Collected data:
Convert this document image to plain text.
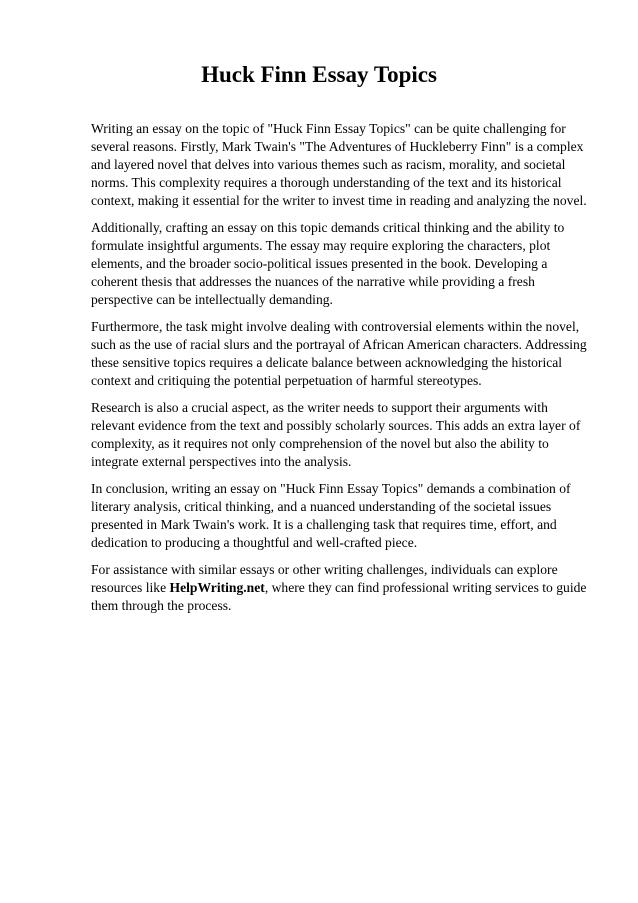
Huck Finn Essay Topics

Writing an essay on the topic of "Huck Finn Essay Topics" can be quite challenging for several reasons. Firstly, Mark Twain's "The Adventures of Huckleberry Finn" is a complex and layered novel that delves into various themes such as racism, morality, and societal norms. This complexity requires a thorough understanding of the text and its historical context, making it essential for the writer to invest time in reading and analyzing the novel.

Additionally, crafting an essay on this topic demands critical thinking and the ability to formulate insightful arguments. The essay may require exploring the characters, plot elements, and the broader socio-political issues presented in the book. Developing a coherent thesis that addresses the nuances of the narrative while providing a fresh perspective can be intellectually demanding.

Furthermore, the task might involve dealing with controversial elements within the novel, such as the use of racial slurs and the portrayal of African American characters. Addressing these sensitive topics requires a delicate balance between acknowledging the historical context and critiquing the potential perpetuation of harmful stereotypes.

Research is also a crucial aspect, as the writer needs to support their arguments with relevant evidence from the text and possibly scholarly sources. This adds an extra layer of complexity, as it requires not only comprehension of the novel but also the ability to integrate external perspectives into the analysis.

In conclusion, writing an essay on "Huck Finn Essay Topics" demands a combination of literary analysis, critical thinking, and a nuanced understanding of the societal issues presented in Mark Twain's work. It is a challenging task that requires time, effort, and dedication to producing a thoughtful and well-crafted piece.

For assistance with similar essays or other writing challenges, individuals can explore resources like HelpWriting.net, where they can find professional writing services to guide them through the process.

What the exercise asks
Pictures don't belong in the copy. Transcribe every record exactly as it appears.

Solution for this problem
Convert this document image to plain text.
Huck Finn Essay Topics

Writing an essay on the topic of "Huck Finn Essay Topics" can be quite challenging for several reasons. Firstly, Mark Twain's "The Adventures of Huckleberry Finn" is a complex and layered novel that delves into various themes such as racism, morality, and societal norms. This complexity requires a thorough understanding of the text and its historical context, making it essential for the writer to invest time in reading and analyzing the novel.

Additionally, crafting an essay on this topic demands critical thinking and the ability to formulate insightful arguments. The essay may require exploring the characters, plot elements, and the broader socio-political issues presented in the book. Developing a coherent thesis that addresses the nuances of the narrative while providing a fresh perspective can be intellectually demanding.

Furthermore, the task might involve dealing with controversial elements within the novel, such as the use of racial slurs and the portrayal of African American characters. Addressing these sensitive topics requires a delicate balance between acknowledging the historical context and critiquing the potential perpetuation of harmful stereotypes.

Research is also a crucial aspect, as the writer needs to support their arguments with relevant evidence from the text and possibly scholarly sources. This adds an extra layer of complexity, as it requires not only comprehension of the novel but also the ability to integrate external perspectives into the analysis.

In conclusion, writing an essay on "Huck Finn Essay Topics" demands a combination of literary analysis, critical thinking, and a nuanced understanding of the societal issues presented in Mark Twain's work. It is a challenging task that requires time, effort, and dedication to producing a thoughtful and well-crafted piece.

For assistance with similar essays or other writing challenges, individuals can explore resources like HelpWriting.net, where they can find professional writing services to guide them through the process.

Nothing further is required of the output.